**Prompt**
Write every record out again exactly as given.

○ ○ ○ ○ ○

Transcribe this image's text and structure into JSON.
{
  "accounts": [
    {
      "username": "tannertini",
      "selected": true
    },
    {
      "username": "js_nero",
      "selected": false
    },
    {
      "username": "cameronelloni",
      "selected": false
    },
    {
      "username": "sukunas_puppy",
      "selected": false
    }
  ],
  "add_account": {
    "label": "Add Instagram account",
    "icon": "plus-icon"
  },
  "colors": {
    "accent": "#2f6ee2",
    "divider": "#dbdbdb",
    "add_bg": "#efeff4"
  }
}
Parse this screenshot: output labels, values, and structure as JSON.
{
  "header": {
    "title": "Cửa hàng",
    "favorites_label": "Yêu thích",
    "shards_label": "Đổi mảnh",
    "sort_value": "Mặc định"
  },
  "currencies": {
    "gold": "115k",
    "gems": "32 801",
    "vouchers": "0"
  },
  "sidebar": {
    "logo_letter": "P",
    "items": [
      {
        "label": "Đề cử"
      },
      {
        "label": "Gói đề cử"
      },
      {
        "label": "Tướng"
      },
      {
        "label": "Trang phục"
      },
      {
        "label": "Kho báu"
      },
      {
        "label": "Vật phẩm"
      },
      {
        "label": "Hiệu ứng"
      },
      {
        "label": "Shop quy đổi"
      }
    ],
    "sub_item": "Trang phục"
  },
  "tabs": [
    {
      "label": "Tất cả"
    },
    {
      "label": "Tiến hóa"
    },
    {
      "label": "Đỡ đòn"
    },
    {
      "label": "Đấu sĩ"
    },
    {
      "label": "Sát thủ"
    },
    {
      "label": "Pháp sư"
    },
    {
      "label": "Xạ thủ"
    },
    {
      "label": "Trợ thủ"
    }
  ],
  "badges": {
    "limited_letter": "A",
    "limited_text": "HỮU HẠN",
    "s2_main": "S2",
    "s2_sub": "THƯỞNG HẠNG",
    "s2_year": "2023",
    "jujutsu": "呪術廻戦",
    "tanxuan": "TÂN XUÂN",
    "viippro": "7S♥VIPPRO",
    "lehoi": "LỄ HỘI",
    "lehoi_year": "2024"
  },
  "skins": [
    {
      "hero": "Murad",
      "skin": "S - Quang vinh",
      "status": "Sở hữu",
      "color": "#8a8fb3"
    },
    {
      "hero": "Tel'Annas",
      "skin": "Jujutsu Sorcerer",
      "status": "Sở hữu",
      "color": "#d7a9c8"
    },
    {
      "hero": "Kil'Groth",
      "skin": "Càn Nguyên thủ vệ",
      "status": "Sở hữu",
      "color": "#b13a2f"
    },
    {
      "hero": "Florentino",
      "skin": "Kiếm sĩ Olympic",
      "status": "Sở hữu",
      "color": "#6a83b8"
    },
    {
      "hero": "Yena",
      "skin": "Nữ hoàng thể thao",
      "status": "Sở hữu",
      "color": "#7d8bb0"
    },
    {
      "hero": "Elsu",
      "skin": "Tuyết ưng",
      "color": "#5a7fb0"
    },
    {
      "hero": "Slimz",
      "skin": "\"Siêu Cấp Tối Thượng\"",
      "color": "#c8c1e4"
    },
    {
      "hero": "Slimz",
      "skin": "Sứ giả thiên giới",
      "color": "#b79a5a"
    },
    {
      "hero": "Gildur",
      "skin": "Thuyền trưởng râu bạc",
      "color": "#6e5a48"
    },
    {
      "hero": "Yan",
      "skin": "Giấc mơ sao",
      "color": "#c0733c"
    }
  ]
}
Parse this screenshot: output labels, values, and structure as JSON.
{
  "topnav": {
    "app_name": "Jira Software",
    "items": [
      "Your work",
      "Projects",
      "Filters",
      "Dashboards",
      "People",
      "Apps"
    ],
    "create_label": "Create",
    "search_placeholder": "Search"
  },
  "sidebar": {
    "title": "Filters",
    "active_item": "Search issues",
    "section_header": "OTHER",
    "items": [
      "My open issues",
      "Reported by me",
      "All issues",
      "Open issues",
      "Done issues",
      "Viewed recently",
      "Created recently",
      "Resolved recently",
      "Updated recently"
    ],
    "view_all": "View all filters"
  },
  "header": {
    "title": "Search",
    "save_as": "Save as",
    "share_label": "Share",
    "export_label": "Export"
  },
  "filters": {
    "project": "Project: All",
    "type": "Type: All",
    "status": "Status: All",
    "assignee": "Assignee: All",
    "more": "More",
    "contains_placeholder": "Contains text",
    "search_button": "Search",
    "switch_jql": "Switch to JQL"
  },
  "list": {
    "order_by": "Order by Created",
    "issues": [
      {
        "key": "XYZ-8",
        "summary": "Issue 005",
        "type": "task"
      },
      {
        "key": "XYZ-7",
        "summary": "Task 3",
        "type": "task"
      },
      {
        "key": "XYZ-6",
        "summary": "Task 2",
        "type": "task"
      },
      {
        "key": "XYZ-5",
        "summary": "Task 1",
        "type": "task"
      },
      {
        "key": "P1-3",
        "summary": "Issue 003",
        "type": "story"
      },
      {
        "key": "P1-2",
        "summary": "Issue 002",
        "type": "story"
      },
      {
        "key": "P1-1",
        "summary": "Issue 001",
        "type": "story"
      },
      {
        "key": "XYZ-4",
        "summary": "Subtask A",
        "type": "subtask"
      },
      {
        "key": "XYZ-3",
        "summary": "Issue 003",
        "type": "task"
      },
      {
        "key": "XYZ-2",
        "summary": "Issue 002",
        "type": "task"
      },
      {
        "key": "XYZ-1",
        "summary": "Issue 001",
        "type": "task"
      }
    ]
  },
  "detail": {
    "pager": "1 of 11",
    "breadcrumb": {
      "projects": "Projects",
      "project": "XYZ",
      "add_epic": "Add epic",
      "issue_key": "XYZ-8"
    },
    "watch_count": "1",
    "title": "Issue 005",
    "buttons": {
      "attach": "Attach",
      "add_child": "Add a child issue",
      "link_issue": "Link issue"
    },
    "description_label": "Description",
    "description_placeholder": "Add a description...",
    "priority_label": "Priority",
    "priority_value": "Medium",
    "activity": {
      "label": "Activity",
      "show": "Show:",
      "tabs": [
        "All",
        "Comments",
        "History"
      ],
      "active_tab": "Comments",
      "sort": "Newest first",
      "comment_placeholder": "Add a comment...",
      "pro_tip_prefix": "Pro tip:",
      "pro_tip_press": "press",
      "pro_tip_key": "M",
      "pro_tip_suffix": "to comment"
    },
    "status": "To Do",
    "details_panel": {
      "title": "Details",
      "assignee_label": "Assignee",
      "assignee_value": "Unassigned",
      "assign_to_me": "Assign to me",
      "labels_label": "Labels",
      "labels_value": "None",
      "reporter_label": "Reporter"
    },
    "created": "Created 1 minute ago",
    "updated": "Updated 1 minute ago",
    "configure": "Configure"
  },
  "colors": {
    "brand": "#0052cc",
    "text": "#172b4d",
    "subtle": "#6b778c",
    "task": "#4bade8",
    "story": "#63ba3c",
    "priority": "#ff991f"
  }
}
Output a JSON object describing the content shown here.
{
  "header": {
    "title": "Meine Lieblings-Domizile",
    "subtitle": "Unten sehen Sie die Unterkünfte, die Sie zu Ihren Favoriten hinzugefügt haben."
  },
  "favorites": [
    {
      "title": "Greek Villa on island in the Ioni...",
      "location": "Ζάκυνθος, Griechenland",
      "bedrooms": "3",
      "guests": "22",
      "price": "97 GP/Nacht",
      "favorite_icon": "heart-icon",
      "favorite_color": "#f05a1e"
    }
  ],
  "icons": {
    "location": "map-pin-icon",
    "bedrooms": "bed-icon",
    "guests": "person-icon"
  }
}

○ ○ ○ ○ ○

**Result for this exercise**
Transcribe this image's text and structure into JSON.
{
  "accounts": [
    {
      "username": "tannertini",
      "selected": true
    },
    {
      "username": "js_nero",
      "selected": false
    },
    {
      "username": "cameronelloni",
      "selected": false
    },
    {
      "username": "sukunas_puppy",
      "selected": false
    }
  ],
  "add_account": {
    "label": "Add Instagram account",
    "icon": "plus-icon"
  },
  "colors": {
    "accent": "#2f6ee2",
    "divider": "#dbdbdb",
    "add_bg": "#efeff4"
  }
}
Parse this screenshot: output labels, values, and structure as JSON.
{
  "header": {
    "title": "Cửa hàng",
    "favorites_label": "Yêu thích",
    "shards_label": "Đổi mảnh",
    "sort_value": "Mặc định"
  },
  "currencies": {
    "gold": "115k",
    "gems": "32 801",
    "vouchers": "0"
  },
  "sidebar": {
    "logo_letter": "P",
    "items": [
      {
        "label": "Đề cử"
      },
      {
        "label": "Gói đề cử"
      },
      {
        "label": "Tướng"
      },
      {
        "label": "Trang phục"
      },
      {
        "label": "Kho báu"
      },
      {
        "label": "Vật phẩm"
      },
      {
        "label": "Hiệu ứng"
      },
      {
        "label": "Shop quy đổi"
      }
    ],
    "sub_item": "Trang phục"
  },
  "tabs": [
    {
      "label": "Tất cả"
    },
    {
      "label": "Tiến hóa"
    },
    {
      "label": "Đỡ đòn"
    },
    {
      "label": "Đấu sĩ"
    },
    {
      "label": "Sát thủ"
    },
    {
      "label": "Pháp sư"
    },
    {
      "label": "Xạ thủ"
    },
    {
      "label": "Trợ thủ"
    }
  ],
  "badges": {
    "limited_letter": "A",
    "limited_text": "HỮU HẠN",
    "s2_main": "S2",
    "s2_sub": "THƯỞNG HẠNG",
    "s2_year": "2023",
    "jujutsu": "呪術廻戦",
    "tanxuan": "TÂN XUÂN",
    "viippro": "7S♥VIPPRO",
    "lehoi": "LỄ HỘI",
    "lehoi_year": "2024"
  },
  "skins": [
    {
      "hero": "Murad",
      "skin": "S - Quang vinh",
      "status": "Sở hữu",
      "color": "#8a8fb3"
    },
    {
      "hero": "Tel'Annas",
      "skin": "Jujutsu Sorcerer",
      "status": "Sở hữu",
      "color": "#d7a9c8"
    },
    {
      "hero": "Kil'Groth",
      "skin": "Càn Nguyên thủ vệ",
      "status": "Sở hữu",
      "color": "#b13a2f"
    },
    {
      "hero": "Florentino",
      "skin": "Kiếm sĩ Olympic",
      "status": "Sở hữu",
      "color": "#6a83b8"
    },
    {
      "hero": "Yena",
      "skin": "Nữ hoàng thể thao",
      "status": "Sở hữu",
      "color": "#7d8bb0"
    },
    {
      "hero": "Elsu",
      "skin": "Tuyết ưng",
      "color": "#5a7fb0"
    },
    {
      "hero": "Slimz",
      "skin": "\"Siêu Cấp Tối Thượng\"",
      "color": "#c8c1e4"
    },
    {
      "hero": "Slimz",
      "skin": "Sứ giả thiên giới",
      "color": "#b79a5a"
    },
    {
      "hero": "Gildur",
      "skin": "Thuyền trưởng râu bạc",
      "color": "#6e5a48"
    },
    {
      "hero": "Yan",
      "skin": "Giấc mơ sao",
      "color": "#c0733c"
    }
  ]
}
Parse this screenshot: output labels, values, and structure as JSON.
{
  "topnav": {
    "app_name": "Jira Software",
    "items": [
      "Your work",
      "Projects",
      "Filters",
      "Dashboards",
      "People",
      "Apps"
    ],
    "create_label": "Create",
    "search_placeholder": "Search"
  },
  "sidebar": {
    "title": "Filters",
    "active_item": "Search issues",
    "section_header": "OTHER",
    "items": [
      "My open issues",
      "Reported by me",
      "All issues",
      "Open issues",
      "Done issues",
      "Viewed recently",
      "Created recently",
      "Resolved recently",
      "Updated recently"
    ],
    "view_all": "View all filters"
  },
  "header": {
    "title": "Search",
    "save_as": "Save as",
    "share_label": "Share",
    "export_label": "Export"
  },
  "filters": {
    "project": "Project: All",
    "type": "Type: All",
    "status": "Status: All",
    "assignee": "Assignee: All",
    "more": "More",
    "contains_placeholder": "Contains text",
    "search_button": "Search",
    "switch_jql": "Switch to JQL"
  },
  "list": {
    "order_by": "Order by Created",
    "issues": [
      {
        "key": "XYZ-8",
        "summary": "Issue 005",
        "type": "task"
      },
      {
        "key": "XYZ-7",
        "summary": "Task 3",
        "type": "task"
      },
      {
        "key": "XYZ-6",
        "summary": "Task 2",
        "type": "task"
      },
      {
        "key": "XYZ-5",
        "summary": "Task 1",
        "type": "task"
      },
      {
        "key": "P1-3",
        "summary": "Issue 003",
        "type": "story"
      },
      {
        "key": "P1-2",
        "summary": "Issue 002",
        "type": "story"
      },
      {
        "key": "P1-1",
        "summary": "Issue 001",
        "type": "story"
      },
      {
        "key": "XYZ-4",
        "summary": "Subtask A",
        "type": "subtask"
      },
      {
        "key": "XYZ-3",
        "summary": "Issue 003",
        "type": "task"
      },
      {
        "key": "XYZ-2",
        "summary": "Issue 002",
        "type": "task"
      },
      {
        "key": "XYZ-1",
        "summary": "Issue 001",
        "type": "task"
      }
    ]
  },
  "detail": {
    "pager": "1 of 11",
    "breadcrumb": {
      "projects": "Projects",
      "project": "XYZ",
      "add_epic": "Add epic",
      "issue_key": "XYZ-8"
    },
    "watch_count": "1",
    "title": "Issue 005",
    "buttons": {
      "attach": "Attach",
      "add_child": "Add a child issue",
      "link_issue": "Link issue"
    },
    "description_label": "Description",
    "description_placeholder": "Add a description...",
    "priority_label": "Priority",
    "priority_value": "Medium",
    "activity": {
      "label": "Activity",
      "show": "Show:",
      "tabs": [
        "All",
        "Comments",
        "History"
      ],
      "active_tab": "Comments",
      "sort": "Newest first",
      "comment_placeholder": "Add a comment...",
      "pro_tip_prefix": "Pro tip:",
      "pro_tip_press": "press",
      "pro_tip_key": "M",
      "pro_tip_suffix": "to comment"
    },
    "status": "To Do",
    "details_panel": {
      "title": "Details",
      "assignee_label": "Assignee",
      "assignee_value": "Unassigned",
      "assign_to_me": "Assign to me",
      "labels_label": "Labels",
      "labels_value": "None",
      "reporter_label": "Reporter"
    },
    "created": "Created 1 minute ago",
    "updated": "Updated 1 minute ago",
    "configure": "Configure"
  },
  "colors": {
    "brand": "#0052cc",
    "text": "#172b4d",
    "subtle": "#6b778c",
    "task": "#4bade8",
    "story": "#63ba3c",
    "priority": "#ff991f"
  }
}
Output a JSON object describing the content shown here.
{
  "header": {
    "title": "Meine Lieblings-Domizile",
    "subtitle": "Unten sehen Sie die Unterkünfte, die Sie zu Ihren Favoriten hinzugefügt haben."
  },
  "favorites": [
    {
      "title": "Greek Villa on island in the Ioni...",
      "location": "Ζάκυνθος, Griechenland",
      "bedrooms": "3",
      "guests": "22",
      "price": "97 GP/Nacht",
      "favorite_icon": "heart-icon",
      "favorite_color": "#f05a1e"
    }
  ],
  "icons": {
    "location": "map-pin-icon",
    "bedrooms": "bed-icon",
    "guests": "person-icon"
  }
}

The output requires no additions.